Entries taken from a collection
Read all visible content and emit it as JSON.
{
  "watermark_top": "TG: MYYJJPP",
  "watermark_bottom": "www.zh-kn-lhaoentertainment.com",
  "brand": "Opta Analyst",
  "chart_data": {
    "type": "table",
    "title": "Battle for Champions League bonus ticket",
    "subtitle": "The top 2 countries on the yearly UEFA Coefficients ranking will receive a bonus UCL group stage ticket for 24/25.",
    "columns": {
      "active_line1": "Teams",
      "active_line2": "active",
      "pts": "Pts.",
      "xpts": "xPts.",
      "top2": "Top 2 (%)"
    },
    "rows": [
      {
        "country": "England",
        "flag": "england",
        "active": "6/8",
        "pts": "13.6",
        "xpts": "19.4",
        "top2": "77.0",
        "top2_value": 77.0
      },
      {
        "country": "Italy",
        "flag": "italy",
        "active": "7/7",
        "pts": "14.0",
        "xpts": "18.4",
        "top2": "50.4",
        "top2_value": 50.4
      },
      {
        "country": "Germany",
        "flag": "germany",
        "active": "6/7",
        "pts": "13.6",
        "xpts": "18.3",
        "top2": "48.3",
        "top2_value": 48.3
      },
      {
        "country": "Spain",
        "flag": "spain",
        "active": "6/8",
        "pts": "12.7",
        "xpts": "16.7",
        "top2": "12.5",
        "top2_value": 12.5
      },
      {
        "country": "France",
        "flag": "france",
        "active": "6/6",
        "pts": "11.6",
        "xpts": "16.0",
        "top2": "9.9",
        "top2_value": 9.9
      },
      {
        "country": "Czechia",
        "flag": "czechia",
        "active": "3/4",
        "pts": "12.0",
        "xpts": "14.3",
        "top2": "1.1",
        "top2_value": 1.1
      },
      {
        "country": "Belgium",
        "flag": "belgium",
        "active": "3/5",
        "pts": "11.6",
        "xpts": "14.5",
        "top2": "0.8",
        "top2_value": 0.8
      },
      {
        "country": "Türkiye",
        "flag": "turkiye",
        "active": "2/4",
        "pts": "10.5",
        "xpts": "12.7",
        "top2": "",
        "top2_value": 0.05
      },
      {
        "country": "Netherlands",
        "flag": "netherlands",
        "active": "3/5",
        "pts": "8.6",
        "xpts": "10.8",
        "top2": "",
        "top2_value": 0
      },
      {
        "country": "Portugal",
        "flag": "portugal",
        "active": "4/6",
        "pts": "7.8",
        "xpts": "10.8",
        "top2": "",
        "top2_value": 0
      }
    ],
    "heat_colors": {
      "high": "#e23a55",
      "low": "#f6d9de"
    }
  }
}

* **Exercise instructions**:
Please set down all the data word for word.

* **Solution to the problem**:
Read all visible content and emit it as JSON.
{
  "watermark_top": "TG: MYYJJPP",
  "watermark_bottom": "www.zh-kn-lhaoentertainment.com",
  "brand": "Opta Analyst",
  "chart_data": {
    "type": "table",
    "title": "Battle for Champions League bonus ticket",
    "subtitle": "The top 2 countries on the yearly UEFA Coefficients ranking will receive a bonus UCL group stage ticket for 24/25.",
    "columns": {
      "active_line1": "Teams",
      "active_line2": "active",
      "pts": "Pts.",
      "xpts": "xPts.",
      "top2": "Top 2 (%)"
    },
    "rows": [
      {
        "country": "England",
        "flag": "england",
        "active": "6/8",
        "pts": "13.6",
        "xpts": "19.4",
        "top2": "77.0",
        "top2_value": 77.0
      },
      {
        "country": "Italy",
        "flag": "italy",
        "active": "7/7",
        "pts": "14.0",
        "xpts": "18.4",
        "top2": "50.4",
        "top2_value": 50.4
      },
      {
        "country": "Germany",
        "flag": "germany",
        "active": "6/7",
        "pts": "13.6",
        "xpts": "18.3",
        "top2": "48.3",
        "top2_value": 48.3
      },
      {
        "country": "Spain",
        "flag": "spain",
        "active": "6/8",
        "pts": "12.7",
        "xpts": "16.7",
        "top2": "12.5",
        "top2_value": 12.5
      },
      {
        "country": "France",
        "flag": "france",
        "active": "6/6",
        "pts": "11.6",
        "xpts": "16.0",
        "top2": "9.9",
        "top2_value": 9.9
      },
      {
        "country": "Czechia",
        "flag": "czechia",
        "active": "3/4",
        "pts": "12.0",
        "xpts": "14.3",
        "top2": "1.1",
        "top2_value": 1.1
      },
      {
        "country": "Belgium",
        "flag": "belgium",
        "active": "3/5",
        "pts": "11.6",
        "xpts": "14.5",
        "top2": "0.8",
        "top2_value": 0.8
      },
      {
        "country": "Türkiye",
        "flag": "turkiye",
        "active": "2/4",
        "pts": "10.5",
        "xpts": "12.7",
        "top2": "",
        "top2_value": 0.05
      },
      {
        "country": "Netherlands",
        "flag": "netherlands",
        "active": "3/5",
        "pts": "8.6",
        "xpts": "10.8",
        "top2": "",
        "top2_value": 0
      },
      {
        "country": "Portugal",
        "flag": "portugal",
        "active": "4/6",
        "pts": "7.8",
        "xpts": "10.8",
        "top2": "",
        "top2_value": 0
      }
    ],
    "heat_colors": {
      "high": "#e23a55",
      "low": "#f6d9de"
    }
  }
}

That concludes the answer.